Some records
[start]

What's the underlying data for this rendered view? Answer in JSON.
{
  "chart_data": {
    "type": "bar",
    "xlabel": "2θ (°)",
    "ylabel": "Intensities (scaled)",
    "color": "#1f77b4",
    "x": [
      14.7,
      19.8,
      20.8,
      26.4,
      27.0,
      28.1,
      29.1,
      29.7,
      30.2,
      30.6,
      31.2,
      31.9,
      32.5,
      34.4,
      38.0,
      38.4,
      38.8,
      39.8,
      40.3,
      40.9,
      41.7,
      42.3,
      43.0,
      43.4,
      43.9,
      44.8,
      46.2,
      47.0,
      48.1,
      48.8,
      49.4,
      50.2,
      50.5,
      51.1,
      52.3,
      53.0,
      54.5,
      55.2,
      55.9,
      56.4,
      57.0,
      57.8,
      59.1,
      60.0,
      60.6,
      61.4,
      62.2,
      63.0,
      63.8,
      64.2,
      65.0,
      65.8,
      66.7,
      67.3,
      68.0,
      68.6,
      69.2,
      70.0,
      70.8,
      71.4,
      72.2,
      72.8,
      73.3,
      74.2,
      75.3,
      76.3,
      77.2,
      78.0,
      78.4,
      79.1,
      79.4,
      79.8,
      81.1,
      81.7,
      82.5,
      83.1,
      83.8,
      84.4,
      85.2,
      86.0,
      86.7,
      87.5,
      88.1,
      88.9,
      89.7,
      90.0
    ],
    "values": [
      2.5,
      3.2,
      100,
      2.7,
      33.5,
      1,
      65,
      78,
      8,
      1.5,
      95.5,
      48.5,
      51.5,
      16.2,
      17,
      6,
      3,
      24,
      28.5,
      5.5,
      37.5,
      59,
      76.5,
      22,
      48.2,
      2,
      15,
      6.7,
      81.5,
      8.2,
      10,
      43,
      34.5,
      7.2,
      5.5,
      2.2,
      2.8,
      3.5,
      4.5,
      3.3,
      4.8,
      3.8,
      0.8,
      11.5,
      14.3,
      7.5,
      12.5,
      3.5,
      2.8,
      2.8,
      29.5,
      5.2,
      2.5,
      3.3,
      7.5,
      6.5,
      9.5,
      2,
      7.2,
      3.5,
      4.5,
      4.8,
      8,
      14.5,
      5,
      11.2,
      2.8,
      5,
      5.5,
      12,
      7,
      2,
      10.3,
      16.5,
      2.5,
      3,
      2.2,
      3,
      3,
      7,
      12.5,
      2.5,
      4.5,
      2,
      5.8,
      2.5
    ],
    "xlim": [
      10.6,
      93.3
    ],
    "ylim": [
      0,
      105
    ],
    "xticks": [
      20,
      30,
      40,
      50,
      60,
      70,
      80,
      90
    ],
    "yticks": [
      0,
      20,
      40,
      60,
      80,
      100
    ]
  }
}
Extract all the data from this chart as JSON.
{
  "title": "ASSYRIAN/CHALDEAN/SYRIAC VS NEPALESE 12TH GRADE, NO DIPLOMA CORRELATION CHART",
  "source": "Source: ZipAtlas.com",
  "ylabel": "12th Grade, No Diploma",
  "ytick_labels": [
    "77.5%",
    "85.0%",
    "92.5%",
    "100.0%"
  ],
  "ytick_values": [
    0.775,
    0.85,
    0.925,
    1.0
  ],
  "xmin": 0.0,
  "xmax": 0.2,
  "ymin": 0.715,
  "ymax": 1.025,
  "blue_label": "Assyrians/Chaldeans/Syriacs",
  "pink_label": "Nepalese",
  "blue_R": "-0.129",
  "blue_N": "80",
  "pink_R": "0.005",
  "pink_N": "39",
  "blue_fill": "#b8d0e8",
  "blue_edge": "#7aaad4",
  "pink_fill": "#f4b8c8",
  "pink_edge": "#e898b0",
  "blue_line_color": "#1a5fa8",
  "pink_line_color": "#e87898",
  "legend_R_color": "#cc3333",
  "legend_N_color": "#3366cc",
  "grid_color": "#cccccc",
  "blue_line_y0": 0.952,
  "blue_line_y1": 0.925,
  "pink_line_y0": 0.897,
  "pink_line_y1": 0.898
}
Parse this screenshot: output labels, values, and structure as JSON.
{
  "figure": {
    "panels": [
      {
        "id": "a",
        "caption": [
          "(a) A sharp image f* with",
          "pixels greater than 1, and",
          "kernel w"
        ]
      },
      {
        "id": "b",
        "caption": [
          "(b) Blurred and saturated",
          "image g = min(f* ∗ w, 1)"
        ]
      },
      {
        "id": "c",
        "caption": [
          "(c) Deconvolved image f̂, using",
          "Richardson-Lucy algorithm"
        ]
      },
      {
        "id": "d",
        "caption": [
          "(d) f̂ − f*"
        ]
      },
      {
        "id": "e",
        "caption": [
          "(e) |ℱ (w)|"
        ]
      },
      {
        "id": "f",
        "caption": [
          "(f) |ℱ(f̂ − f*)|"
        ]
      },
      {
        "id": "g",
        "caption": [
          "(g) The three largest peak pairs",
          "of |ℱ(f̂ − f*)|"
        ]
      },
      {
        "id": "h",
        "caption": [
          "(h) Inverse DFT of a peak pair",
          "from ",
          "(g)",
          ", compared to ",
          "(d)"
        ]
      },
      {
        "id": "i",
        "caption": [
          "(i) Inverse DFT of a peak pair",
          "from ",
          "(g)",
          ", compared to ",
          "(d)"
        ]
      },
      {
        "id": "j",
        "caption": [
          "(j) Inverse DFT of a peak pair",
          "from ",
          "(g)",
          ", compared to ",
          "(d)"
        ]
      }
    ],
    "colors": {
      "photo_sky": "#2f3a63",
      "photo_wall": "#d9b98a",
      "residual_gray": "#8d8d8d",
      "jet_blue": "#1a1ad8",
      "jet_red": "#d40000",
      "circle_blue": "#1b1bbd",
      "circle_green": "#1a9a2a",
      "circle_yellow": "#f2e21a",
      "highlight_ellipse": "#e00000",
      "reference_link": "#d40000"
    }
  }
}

[end]

— TASK —
Scan the material for lines with the word "JSON", and copy each line you find.

— SOLUTION FOR THIS PROBLEM —
What's the underlying data for this rendered view? Answer in JSON.
Extract all the data from this chart as JSON.
Parse this screenshot: output labels, values, and structure as JSON.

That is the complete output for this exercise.